__TO BE DONE__: Output all lines exactly, with nothing added or dropped.

### SUPPLIED RECORDS

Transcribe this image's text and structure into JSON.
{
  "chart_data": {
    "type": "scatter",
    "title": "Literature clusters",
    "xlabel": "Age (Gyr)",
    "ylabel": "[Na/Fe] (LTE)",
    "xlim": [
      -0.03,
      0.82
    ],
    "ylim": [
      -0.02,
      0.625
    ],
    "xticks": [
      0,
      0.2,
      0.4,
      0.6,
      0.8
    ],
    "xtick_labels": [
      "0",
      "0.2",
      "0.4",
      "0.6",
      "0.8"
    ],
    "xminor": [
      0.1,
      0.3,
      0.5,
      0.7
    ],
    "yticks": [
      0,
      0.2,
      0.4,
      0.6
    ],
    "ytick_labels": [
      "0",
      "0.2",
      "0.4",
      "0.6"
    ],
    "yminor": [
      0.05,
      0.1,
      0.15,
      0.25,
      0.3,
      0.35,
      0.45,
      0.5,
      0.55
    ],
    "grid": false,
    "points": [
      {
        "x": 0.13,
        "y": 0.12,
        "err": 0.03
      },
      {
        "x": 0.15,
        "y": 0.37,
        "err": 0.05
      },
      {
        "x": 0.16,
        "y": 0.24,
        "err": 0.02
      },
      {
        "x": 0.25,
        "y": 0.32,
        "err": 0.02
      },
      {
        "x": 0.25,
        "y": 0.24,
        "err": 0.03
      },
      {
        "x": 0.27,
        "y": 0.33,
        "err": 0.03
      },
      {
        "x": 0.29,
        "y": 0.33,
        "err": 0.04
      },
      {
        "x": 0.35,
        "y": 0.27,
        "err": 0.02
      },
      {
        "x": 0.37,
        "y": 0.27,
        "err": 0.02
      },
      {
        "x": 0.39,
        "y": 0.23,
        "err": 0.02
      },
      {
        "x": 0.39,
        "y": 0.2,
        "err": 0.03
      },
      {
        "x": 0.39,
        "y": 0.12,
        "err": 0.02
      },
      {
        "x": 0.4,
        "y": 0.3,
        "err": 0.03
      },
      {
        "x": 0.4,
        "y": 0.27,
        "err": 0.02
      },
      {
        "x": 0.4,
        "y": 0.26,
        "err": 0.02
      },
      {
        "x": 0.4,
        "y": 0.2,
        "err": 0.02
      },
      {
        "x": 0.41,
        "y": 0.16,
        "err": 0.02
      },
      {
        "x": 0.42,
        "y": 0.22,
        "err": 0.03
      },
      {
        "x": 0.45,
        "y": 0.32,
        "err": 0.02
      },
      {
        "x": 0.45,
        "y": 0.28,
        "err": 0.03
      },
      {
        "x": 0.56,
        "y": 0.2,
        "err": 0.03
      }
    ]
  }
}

######

__SOLUTION TO THE EXERCISE__:
Transcribe this image's text and structure into JSON.
{
  "chart_data": {
    "type": "scatter",
    "title": "Literature clusters",
    "xlabel": "Age (Gyr)",
    "ylabel": "[Na/Fe] (LTE)",
    "xlim": [
      -0.03,
      0.82
    ],
    "ylim": [
      -0.02,
      0.625
    ],
    "xticks": [
      0,
      0.2,
      0.4,
      0.6,
      0.8
    ],
    "xtick_labels": [
      "0",
      "0.2",
      "0.4",
      "0.6",
      "0.8"
    ],
    "xminor": [
      0.1,
      0.3,
      0.5,
      0.7
    ],
    "yticks": [
      0,
      0.2,
      0.4,
      0.6
    ],
    "ytick_labels": [
      "0",
      "0.2",
      "0.4",
      "0.6"
    ],
    "yminor": [
      0.05,
      0.1,
      0.15,
      0.25,
      0.3,
      0.35,
      0.45,
      0.5,
      0.55
    ],
    "grid": false,
    "points": [
      {
        "x": 0.13,
        "y": 0.12,
        "err": 0.03
      },
      {
        "x": 0.15,
        "y": 0.37,
        "err": 0.05
      },
      {
        "x": 0.16,
        "y": 0.24,
        "err": 0.02
      },
      {
        "x": 0.25,
        "y": 0.32,
        "err": 0.02
      },
      {
        "x": 0.25,
        "y": 0.24,
        "err": 0.03
      },
      {
        "x": 0.27,
        "y": 0.33,
        "err": 0.03
      },
      {
        "x": 0.29,
        "y": 0.33,
        "err": 0.04
      },
      {
        "x": 0.35,
        "y": 0.27,
        "err": 0.02
      },
      {
        "x": 0.37,
        "y": 0.27,
        "err": 0.02
      },
      {
        "x": 0.39,
        "y": 0.23,
        "err": 0.02
      },
      {
        "x": 0.39,
        "y": 0.2,
        "err": 0.03
      },
      {
        "x": 0.39,
        "y": 0.12,
        "err": 0.02
      },
      {
        "x": 0.4,
        "y": 0.3,
        "err": 0.03
      },
      {
        "x": 0.4,
        "y": 0.27,
        "err": 0.02
      },
      {
        "x": 0.4,
        "y": 0.26,
        "err": 0.02
      },
      {
        "x": 0.4,
        "y": 0.2,
        "err": 0.02
      },
      {
        "x": 0.41,
        "y": 0.16,
        "err": 0.02
      },
      {
        "x": 0.42,
        "y": 0.22,
        "err": 0.03
      },
      {
        "x": 0.45,
        "y": 0.32,
        "err": 0.02
      },
      {
        "x": 0.45,
        "y": 0.28,
        "err": 0.03
      },
      {
        "x": 0.56,
        "y": 0.2,
        "err": 0.03
      }
    ]
  }
}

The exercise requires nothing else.